Each entry below is to be duplicated verbatim.
---------- DATA PROVIDED
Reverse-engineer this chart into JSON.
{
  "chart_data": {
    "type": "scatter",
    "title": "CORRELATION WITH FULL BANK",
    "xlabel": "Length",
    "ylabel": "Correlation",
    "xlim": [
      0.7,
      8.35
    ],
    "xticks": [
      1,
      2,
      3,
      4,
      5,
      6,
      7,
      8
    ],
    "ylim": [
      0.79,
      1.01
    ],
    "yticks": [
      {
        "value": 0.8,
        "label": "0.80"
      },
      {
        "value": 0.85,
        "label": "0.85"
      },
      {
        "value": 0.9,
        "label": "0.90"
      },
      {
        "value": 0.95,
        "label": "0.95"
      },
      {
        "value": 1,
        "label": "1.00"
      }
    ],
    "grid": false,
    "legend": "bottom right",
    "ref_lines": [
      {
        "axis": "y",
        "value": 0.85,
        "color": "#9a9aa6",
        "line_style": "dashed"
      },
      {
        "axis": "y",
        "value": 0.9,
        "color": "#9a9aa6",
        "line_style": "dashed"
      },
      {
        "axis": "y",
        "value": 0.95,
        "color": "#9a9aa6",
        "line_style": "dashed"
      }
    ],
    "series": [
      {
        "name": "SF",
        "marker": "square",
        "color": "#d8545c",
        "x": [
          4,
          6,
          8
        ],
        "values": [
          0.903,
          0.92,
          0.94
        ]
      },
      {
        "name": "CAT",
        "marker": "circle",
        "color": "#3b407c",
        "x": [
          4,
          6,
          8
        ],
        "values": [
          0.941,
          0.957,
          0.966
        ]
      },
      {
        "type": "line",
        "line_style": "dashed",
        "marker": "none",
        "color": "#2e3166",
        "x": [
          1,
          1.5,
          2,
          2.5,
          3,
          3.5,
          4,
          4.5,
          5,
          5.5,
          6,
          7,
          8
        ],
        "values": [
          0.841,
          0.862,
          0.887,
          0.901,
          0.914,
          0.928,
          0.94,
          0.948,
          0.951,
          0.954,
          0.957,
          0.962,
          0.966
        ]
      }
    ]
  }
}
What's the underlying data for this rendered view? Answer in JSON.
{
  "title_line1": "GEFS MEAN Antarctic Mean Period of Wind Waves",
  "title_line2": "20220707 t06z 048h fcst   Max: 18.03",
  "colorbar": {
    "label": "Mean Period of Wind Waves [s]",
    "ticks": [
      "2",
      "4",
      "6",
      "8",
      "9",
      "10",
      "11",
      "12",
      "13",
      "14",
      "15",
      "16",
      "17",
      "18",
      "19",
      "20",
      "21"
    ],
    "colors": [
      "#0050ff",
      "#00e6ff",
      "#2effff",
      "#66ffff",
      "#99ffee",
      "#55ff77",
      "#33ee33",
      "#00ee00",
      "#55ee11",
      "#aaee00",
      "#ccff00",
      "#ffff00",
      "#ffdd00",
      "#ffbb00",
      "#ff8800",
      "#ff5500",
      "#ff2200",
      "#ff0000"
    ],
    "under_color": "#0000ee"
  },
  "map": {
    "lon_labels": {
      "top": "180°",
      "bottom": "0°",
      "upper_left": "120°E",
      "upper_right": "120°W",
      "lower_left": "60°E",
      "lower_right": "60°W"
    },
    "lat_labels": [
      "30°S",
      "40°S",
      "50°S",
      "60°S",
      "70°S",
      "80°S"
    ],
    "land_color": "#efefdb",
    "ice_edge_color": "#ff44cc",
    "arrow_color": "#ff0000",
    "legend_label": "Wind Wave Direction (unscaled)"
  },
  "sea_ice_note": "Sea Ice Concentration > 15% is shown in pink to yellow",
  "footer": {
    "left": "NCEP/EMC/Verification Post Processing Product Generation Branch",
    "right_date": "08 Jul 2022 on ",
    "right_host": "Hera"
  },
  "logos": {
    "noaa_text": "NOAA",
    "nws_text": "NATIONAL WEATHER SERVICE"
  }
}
--------------------
CORRECT RESULT:
Reverse-engineer this chart into JSON.
{
  "chart_data": {
    "type": "scatter",
    "title": "CORRELATION WITH FULL BANK",
    "xlabel": "Length",
    "ylabel": "Correlation",
    "xlim": [
      0.7,
      8.35
    ],
    "xticks": [
      1,
      2,
      3,
      4,
      5,
      6,
      7,
      8
    ],
    "ylim": [
      0.79,
      1.01
    ],
    "yticks": [
      {
        "value": 0.8,
        "label": "0.80"
      },
      {
        "value": 0.85,
        "label": "0.85"
      },
      {
        "value": 0.9,
        "label": "0.90"
      },
      {
        "value": 0.95,
        "label": "0.95"
      },
      {
        "value": 1,
        "label": "1.00"
      }
    ],
    "grid": false,
    "legend": "bottom right",
    "ref_lines": [
      {
        "axis": "y",
        "value": 0.85,
        "color": "#9a9aa6",
        "line_style": "dashed"
      },
      {
        "axis": "y",
        "value": 0.9,
        "color": "#9a9aa6",
        "line_style": "dashed"
      },
      {
        "axis": "y",
        "value": 0.95,
        "color": "#9a9aa6",
        "line_style": "dashed"
      }
    ],
    "series": [
      {
        "name": "SF",
        "marker": "square",
        "color": "#d8545c",
        "x": [
          4,
          6,
          8
        ],
        "values": [
          0.903,
          0.92,
          0.94
        ]
      },
      {
        "name": "CAT",
        "marker": "circle",
        "color": "#3b407c",
        "x": [
          4,
          6,
          8
        ],
        "values": [
          0.941,
          0.957,
          0.966
        ]
      },
      {
        "type": "line",
        "line_style": "dashed",
        "marker": "none",
        "color": "#2e3166",
        "x": [
          1,
          1.5,
          2,
          2.5,
          3,
          3.5,
          4,
          4.5,
          5,
          5.5,
          6,
          7,
          8
        ],
        "values": [
          0.841,
          0.862,
          0.887,
          0.901,
          0.914,
          0.928,
          0.94,
          0.948,
          0.951,
          0.954,
          0.957,
          0.962,
          0.966
        ]
      }
    ]
  }
}
What's the underlying data for this rendered view? Answer in JSON.
{
  "title_line1": "GEFS MEAN Antarctic Mean Period of Wind Waves",
  "title_line2": "20220707 t06z 048h fcst   Max: 18.03",
  "colorbar": {
    "label": "Mean Period of Wind Waves [s]",
    "ticks": [
      "2",
      "4",
      "6",
      "8",
      "9",
      "10",
      "11",
      "12",
      "13",
      "14",
      "15",
      "16",
      "17",
      "18",
      "19",
      "20",
      "21"
    ],
    "colors": [
      "#0050ff",
      "#00e6ff",
      "#2effff",
      "#66ffff",
      "#99ffee",
      "#55ff77",
      "#33ee33",
      "#00ee00",
      "#55ee11",
      "#aaee00",
      "#ccff00",
      "#ffff00",
      "#ffdd00",
      "#ffbb00",
      "#ff8800",
      "#ff5500",
      "#ff2200",
      "#ff0000"
    ],
    "under_color": "#0000ee"
  },
  "map": {
    "lon_labels": {
      "top": "180°",
      "bottom": "0°",
      "upper_left": "120°E",
      "upper_right": "120°W",
      "lower_left": "60°E",
      "lower_right": "60°W"
    },
    "lat_labels": [
      "30°S",
      "40°S",
      "50°S",
      "60°S",
      "70°S",
      "80°S"
    ],
    "land_color": "#efefdb",
    "ice_edge_color": "#ff44cc",
    "arrow_color": "#ff0000",
    "legend_label": "Wind Wave Direction (unscaled)"
  },
  "sea_ice_note": "Sea Ice Concentration > 15% is shown in pink to yellow",
  "footer": {
    "left": "NCEP/EMC/Verification Post Processing Product Generation Branch",
    "right_date": "08 Jul 2022 on ",
    "right_host": "Hera"
  },
  "logos": {
    "noaa_text": "NOAA",
    "nws_text": "NATIONAL WEATHER SERVICE"
  }
}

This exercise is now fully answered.